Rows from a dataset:
◆ ◆ ◆ ◆ ◆ ◆ ◆
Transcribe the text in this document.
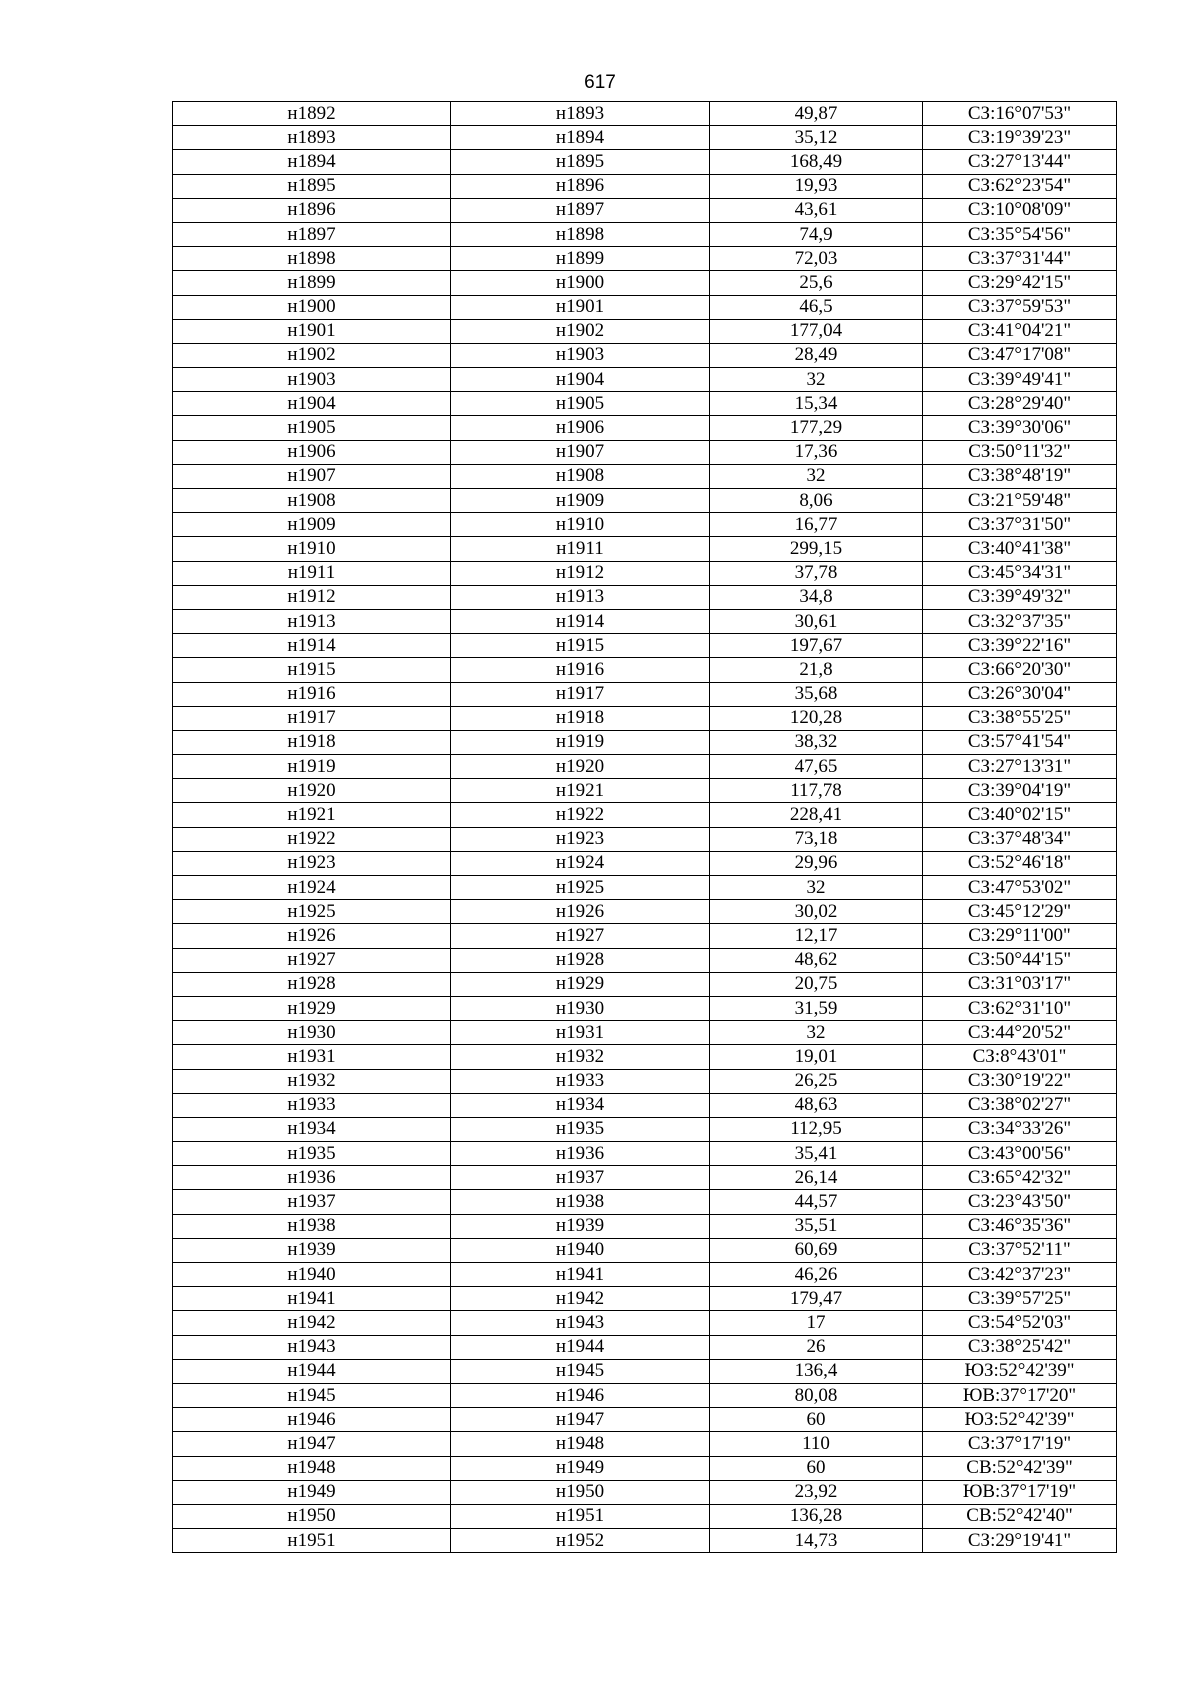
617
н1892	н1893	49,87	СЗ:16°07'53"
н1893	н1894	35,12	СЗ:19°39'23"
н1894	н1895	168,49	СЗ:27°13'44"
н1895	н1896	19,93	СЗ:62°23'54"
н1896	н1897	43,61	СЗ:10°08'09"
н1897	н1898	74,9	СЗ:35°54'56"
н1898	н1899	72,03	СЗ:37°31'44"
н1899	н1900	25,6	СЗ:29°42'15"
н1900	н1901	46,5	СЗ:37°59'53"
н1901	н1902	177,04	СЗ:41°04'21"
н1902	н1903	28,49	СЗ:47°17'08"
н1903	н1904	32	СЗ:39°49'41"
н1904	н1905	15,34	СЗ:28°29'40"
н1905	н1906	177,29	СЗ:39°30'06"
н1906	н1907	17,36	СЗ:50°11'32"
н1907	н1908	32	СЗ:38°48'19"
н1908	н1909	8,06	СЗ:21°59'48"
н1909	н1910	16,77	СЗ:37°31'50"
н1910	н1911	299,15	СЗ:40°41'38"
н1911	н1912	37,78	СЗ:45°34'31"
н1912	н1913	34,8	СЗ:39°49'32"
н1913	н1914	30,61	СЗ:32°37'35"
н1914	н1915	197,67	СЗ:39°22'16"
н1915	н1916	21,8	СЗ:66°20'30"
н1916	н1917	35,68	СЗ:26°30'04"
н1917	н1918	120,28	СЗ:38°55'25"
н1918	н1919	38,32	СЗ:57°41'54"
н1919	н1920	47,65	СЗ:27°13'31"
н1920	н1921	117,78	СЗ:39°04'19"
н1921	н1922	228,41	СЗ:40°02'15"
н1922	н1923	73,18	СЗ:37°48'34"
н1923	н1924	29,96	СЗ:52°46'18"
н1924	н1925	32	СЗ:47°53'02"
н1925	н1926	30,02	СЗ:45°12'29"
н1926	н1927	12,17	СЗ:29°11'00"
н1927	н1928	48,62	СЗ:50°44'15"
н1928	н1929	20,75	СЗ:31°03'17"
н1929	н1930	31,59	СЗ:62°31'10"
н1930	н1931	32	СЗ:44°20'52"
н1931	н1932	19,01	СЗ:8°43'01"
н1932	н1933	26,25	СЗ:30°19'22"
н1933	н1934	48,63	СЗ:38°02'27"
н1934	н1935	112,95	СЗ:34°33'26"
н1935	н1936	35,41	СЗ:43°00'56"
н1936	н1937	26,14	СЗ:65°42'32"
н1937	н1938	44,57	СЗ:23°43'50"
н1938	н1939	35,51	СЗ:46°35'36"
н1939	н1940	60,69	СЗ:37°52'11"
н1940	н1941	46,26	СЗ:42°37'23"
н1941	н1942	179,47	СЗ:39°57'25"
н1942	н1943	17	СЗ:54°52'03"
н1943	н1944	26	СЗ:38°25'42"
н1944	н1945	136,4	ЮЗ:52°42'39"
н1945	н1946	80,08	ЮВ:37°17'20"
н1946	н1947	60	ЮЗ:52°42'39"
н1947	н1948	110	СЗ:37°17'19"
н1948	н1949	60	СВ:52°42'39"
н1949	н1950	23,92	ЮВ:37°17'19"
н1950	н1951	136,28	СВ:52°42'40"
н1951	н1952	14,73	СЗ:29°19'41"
◆ ◆ ◆ ◆ ◆ ◆ ◆
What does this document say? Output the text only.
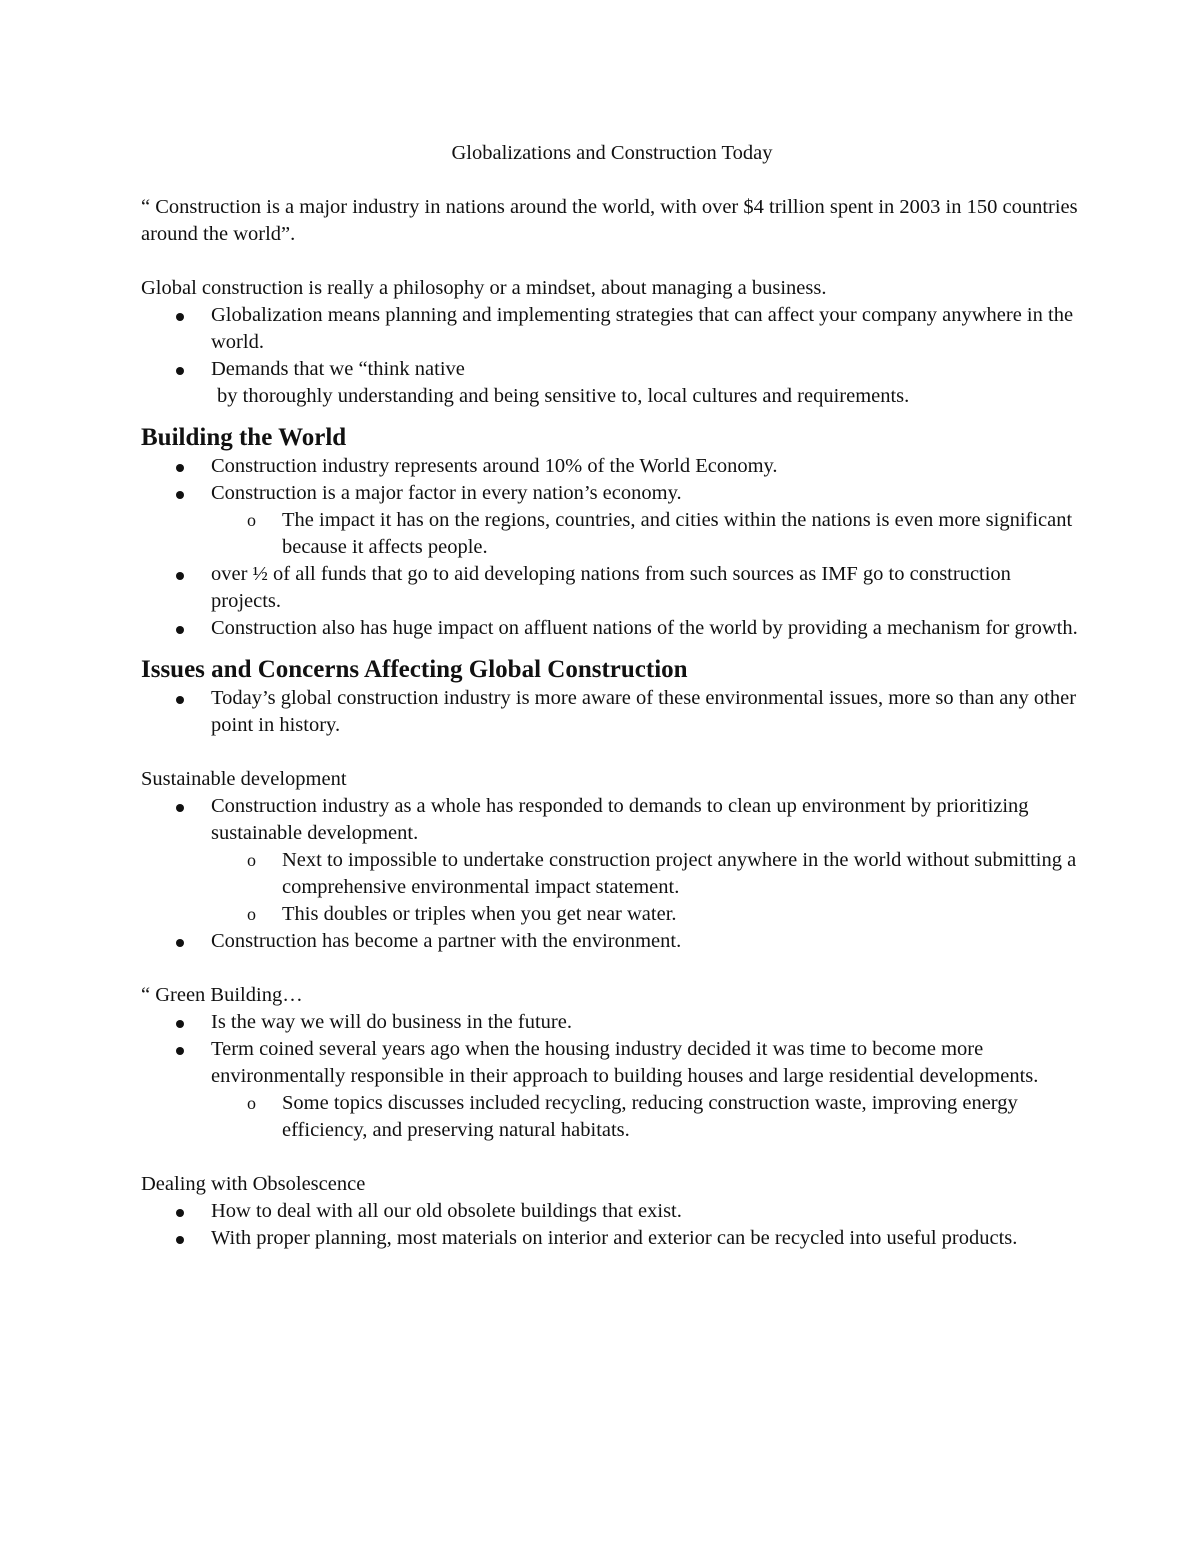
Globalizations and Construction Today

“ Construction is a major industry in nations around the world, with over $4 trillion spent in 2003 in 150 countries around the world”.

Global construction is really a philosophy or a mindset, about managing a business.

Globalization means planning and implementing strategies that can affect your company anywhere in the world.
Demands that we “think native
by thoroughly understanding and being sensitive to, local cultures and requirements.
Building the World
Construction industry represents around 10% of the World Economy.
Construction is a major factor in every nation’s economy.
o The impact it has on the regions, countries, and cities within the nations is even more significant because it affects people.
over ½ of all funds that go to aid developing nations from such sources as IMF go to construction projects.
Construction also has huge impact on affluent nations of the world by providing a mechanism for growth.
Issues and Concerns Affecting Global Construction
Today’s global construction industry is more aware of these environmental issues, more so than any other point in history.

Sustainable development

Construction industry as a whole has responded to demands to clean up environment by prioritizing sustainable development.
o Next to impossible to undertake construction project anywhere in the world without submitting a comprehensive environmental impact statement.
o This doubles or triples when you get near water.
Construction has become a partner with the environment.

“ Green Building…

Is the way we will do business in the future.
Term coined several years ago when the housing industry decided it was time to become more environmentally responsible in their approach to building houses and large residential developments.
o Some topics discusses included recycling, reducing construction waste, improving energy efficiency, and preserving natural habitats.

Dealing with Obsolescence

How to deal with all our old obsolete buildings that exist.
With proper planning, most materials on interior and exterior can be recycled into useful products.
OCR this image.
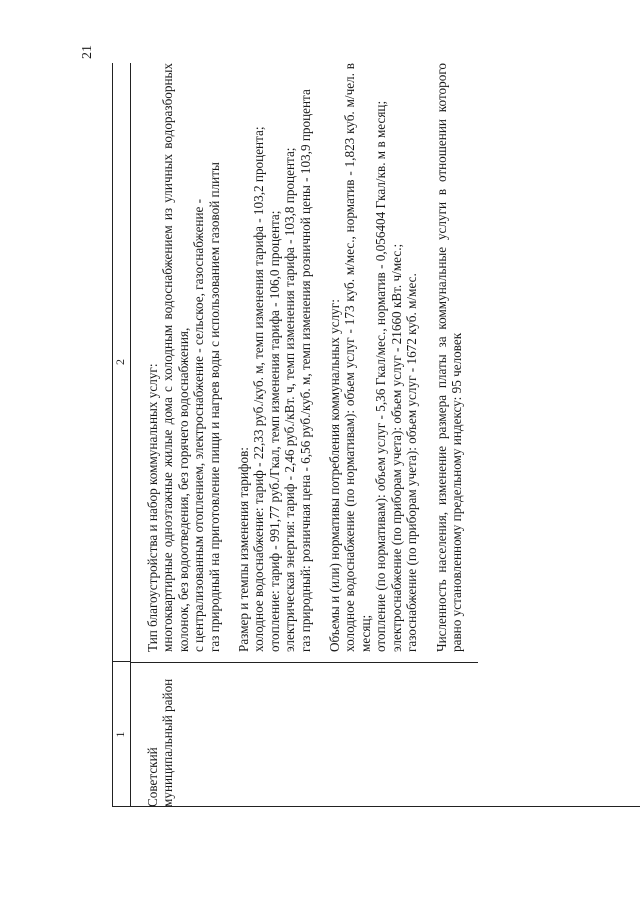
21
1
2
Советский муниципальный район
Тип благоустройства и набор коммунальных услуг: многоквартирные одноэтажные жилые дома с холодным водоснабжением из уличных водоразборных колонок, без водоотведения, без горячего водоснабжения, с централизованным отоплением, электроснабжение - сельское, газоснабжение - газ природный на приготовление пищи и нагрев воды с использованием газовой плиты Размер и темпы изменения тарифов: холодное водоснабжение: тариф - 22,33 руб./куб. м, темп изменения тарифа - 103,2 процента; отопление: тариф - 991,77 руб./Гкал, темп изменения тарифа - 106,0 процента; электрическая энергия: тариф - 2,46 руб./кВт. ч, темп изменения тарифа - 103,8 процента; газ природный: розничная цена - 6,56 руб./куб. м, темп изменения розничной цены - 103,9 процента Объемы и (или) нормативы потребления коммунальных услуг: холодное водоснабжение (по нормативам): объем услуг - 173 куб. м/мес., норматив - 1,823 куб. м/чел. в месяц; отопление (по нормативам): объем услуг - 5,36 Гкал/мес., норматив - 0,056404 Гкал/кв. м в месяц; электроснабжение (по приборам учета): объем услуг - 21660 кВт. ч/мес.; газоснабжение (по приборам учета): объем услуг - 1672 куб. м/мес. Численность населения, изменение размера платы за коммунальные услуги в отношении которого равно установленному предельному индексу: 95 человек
◆ ◆ ◆ ◆ ◆ ◆ ◆
**Goal**
Among the lines above, how many contain the string "anywhere"? State the number alone.

**Right answer**
2